- [GIVEN PROBLEM]
All lines in the data bearing the string "left" should be identified and copied.

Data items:

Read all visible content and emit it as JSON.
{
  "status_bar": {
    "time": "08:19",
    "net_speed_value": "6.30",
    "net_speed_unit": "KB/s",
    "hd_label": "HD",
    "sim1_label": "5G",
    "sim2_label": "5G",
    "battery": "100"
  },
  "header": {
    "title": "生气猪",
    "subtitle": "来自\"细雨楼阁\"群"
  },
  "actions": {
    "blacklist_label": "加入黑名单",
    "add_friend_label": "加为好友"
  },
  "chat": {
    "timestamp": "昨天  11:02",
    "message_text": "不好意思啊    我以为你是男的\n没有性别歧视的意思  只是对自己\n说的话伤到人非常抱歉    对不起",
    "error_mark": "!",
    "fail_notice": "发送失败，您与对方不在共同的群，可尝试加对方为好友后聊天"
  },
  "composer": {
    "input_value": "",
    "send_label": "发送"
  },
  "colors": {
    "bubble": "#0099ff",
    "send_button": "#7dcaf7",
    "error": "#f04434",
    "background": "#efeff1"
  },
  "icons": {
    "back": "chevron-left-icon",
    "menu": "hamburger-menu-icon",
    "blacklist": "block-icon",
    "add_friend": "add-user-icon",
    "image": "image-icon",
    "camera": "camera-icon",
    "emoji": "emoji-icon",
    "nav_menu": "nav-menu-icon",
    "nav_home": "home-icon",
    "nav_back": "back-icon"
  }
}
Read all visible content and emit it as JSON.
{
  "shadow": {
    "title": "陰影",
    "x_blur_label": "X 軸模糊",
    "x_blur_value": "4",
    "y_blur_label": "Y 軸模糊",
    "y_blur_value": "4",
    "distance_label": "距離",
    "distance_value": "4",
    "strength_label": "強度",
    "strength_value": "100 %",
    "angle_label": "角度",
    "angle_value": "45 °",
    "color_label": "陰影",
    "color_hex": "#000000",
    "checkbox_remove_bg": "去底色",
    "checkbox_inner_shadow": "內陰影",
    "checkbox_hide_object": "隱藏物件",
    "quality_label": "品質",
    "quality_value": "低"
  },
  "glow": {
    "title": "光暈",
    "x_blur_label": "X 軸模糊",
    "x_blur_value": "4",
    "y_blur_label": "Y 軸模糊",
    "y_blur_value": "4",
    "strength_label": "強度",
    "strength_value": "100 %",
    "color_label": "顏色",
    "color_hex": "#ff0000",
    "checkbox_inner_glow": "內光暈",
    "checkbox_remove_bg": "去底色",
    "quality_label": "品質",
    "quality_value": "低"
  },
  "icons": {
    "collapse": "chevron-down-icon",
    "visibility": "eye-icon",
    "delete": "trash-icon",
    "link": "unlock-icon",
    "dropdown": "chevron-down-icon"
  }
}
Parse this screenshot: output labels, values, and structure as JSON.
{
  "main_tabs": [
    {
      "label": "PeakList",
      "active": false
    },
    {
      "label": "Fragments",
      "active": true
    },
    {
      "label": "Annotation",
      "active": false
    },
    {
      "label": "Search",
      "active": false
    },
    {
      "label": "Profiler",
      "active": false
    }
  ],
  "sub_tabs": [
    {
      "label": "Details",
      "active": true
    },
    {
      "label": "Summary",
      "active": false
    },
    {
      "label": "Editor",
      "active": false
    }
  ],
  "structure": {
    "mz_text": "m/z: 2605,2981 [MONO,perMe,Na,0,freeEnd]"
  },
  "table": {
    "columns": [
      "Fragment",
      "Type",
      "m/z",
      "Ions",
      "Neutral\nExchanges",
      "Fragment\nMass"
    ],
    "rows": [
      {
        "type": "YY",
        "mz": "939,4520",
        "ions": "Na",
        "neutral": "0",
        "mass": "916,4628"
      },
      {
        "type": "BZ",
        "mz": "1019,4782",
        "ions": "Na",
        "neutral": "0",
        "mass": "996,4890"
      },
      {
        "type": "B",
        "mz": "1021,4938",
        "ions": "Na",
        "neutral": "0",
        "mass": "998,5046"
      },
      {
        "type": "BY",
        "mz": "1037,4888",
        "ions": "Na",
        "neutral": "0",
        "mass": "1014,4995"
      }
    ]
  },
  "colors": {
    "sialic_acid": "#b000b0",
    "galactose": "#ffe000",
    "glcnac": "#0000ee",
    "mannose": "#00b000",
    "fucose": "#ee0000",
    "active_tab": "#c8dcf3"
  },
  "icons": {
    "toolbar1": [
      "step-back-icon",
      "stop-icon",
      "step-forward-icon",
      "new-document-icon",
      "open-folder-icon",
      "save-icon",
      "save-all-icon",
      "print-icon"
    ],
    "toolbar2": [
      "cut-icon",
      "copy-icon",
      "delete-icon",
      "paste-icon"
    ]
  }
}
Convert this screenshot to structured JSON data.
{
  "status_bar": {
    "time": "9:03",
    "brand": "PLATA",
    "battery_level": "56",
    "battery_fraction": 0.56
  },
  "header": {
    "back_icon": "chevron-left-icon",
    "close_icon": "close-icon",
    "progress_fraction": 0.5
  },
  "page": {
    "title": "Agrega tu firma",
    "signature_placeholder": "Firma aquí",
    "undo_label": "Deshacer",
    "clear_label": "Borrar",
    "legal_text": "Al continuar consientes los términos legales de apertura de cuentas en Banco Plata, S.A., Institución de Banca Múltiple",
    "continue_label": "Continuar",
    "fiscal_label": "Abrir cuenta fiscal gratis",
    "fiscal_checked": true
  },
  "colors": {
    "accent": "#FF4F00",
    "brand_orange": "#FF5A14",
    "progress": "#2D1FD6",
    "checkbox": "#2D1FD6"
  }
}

- [TASK SOLUTION]
    "back": "chevron-left-icon",
    "back_icon": "chevron-left-icon",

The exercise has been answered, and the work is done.